◆ Problem details ◆
Count the lines in the data below where the string "Package" occurs, please, and give the number alone.
## BEGIN Dataset records
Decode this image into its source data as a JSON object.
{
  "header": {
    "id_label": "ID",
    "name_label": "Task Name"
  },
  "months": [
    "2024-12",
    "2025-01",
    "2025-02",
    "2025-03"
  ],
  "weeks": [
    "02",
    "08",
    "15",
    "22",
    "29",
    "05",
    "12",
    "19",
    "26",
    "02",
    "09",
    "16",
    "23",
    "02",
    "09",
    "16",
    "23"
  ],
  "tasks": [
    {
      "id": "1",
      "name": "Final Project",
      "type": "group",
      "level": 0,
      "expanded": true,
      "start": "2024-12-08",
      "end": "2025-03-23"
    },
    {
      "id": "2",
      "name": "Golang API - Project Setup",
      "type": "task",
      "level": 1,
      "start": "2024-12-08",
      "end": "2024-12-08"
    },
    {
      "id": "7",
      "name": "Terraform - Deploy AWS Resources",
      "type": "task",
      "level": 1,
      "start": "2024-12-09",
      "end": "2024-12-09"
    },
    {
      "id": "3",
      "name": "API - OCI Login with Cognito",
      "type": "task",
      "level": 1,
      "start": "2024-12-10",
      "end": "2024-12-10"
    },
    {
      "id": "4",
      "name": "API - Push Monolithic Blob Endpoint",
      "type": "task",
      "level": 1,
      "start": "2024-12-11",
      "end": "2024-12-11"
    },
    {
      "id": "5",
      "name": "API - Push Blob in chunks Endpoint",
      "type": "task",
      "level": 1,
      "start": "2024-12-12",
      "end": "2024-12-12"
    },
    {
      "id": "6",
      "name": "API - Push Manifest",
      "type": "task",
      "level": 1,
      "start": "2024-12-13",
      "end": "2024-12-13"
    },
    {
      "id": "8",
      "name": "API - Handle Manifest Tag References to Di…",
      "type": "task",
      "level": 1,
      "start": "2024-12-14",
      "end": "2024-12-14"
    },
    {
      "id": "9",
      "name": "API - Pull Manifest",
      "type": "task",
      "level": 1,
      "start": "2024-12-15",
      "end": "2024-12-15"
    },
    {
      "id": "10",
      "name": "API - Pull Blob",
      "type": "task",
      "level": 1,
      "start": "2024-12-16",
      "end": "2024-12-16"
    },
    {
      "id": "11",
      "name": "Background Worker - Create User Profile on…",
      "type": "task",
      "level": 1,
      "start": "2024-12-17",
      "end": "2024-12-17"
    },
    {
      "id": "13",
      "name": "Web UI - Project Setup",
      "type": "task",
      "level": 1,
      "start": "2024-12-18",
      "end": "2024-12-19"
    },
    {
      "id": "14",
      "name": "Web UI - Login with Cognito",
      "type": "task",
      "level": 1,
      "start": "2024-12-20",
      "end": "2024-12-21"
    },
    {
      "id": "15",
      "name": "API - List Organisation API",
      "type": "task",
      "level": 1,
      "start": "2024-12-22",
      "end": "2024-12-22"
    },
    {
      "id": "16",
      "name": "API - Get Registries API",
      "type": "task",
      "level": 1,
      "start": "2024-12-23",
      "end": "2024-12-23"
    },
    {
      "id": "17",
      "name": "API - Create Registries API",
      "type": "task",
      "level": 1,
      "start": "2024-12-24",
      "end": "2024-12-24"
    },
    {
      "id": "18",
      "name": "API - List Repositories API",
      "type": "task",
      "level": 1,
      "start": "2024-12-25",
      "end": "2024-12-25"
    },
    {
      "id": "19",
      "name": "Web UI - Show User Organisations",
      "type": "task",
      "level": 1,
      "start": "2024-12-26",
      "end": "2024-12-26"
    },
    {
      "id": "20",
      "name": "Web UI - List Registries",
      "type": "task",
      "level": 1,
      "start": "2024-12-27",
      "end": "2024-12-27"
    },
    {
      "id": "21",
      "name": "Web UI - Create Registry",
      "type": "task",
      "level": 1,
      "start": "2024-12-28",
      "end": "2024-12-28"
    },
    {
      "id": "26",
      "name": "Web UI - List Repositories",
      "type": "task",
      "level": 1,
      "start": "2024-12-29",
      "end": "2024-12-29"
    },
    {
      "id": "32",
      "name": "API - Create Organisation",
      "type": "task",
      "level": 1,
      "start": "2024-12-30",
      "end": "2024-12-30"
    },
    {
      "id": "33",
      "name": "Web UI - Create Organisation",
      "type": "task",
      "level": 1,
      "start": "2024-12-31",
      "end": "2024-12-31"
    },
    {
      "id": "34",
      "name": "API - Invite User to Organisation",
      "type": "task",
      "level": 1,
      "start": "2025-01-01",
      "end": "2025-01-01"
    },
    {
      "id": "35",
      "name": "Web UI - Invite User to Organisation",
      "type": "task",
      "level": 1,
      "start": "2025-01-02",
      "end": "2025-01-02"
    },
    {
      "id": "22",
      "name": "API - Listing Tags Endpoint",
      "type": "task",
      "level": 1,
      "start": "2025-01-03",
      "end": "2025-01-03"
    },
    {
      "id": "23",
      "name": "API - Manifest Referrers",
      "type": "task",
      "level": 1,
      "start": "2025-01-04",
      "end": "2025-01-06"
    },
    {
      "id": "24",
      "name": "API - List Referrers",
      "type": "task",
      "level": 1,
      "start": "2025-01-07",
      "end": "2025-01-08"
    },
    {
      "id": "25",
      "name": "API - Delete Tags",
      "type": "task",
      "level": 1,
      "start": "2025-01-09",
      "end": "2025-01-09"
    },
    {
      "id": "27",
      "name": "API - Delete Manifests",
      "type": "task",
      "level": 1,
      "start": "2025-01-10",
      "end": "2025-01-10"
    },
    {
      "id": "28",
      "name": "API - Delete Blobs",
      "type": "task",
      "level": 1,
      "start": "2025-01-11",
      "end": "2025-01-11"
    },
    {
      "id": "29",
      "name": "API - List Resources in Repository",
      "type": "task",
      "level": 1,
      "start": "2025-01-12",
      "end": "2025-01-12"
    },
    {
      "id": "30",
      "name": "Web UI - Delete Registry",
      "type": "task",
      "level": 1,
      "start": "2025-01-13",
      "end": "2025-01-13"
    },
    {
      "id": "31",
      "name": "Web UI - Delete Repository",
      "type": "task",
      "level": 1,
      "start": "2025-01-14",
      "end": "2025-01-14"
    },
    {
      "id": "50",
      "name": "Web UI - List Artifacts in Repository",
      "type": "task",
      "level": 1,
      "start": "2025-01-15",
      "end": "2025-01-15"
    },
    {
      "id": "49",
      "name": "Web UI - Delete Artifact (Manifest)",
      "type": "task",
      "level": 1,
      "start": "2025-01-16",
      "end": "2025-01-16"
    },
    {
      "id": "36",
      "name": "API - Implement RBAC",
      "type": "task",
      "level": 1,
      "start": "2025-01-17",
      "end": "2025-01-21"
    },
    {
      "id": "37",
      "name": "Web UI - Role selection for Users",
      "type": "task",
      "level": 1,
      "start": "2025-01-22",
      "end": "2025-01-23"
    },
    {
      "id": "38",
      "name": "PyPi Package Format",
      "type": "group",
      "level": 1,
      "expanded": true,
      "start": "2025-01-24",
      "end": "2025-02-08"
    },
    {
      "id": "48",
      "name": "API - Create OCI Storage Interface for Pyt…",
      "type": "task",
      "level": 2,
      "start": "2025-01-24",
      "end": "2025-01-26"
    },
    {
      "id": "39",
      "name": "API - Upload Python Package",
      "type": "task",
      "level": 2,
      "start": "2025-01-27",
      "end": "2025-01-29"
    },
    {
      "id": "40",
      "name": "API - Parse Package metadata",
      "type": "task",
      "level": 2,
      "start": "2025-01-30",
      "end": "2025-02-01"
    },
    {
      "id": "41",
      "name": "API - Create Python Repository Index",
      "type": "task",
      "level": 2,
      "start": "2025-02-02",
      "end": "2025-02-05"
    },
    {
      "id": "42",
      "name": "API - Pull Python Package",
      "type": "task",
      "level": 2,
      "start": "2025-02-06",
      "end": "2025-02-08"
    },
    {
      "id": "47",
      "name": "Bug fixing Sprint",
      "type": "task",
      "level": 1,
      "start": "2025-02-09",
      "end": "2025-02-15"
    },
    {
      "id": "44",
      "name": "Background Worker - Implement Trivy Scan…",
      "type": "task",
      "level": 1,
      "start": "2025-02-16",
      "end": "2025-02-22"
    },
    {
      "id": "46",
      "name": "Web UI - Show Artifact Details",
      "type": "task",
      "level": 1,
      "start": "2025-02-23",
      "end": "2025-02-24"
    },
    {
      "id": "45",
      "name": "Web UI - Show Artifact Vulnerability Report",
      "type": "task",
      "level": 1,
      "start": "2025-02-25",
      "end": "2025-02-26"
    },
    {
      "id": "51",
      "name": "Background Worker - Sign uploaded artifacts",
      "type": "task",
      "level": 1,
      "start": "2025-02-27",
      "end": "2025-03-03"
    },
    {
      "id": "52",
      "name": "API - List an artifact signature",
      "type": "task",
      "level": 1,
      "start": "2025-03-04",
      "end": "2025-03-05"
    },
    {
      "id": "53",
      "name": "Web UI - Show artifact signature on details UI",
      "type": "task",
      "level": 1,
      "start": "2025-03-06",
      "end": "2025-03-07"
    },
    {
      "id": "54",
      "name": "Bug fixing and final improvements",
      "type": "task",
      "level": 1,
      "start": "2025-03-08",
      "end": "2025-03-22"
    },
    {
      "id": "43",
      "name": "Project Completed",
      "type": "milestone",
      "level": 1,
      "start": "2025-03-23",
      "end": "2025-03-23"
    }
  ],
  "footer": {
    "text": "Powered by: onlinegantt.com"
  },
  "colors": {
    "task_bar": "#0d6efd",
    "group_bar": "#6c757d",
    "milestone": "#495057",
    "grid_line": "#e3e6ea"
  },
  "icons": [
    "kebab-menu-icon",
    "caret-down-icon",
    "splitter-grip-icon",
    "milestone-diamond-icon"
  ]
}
## END Dataset records
◆ Answer in full ◆
4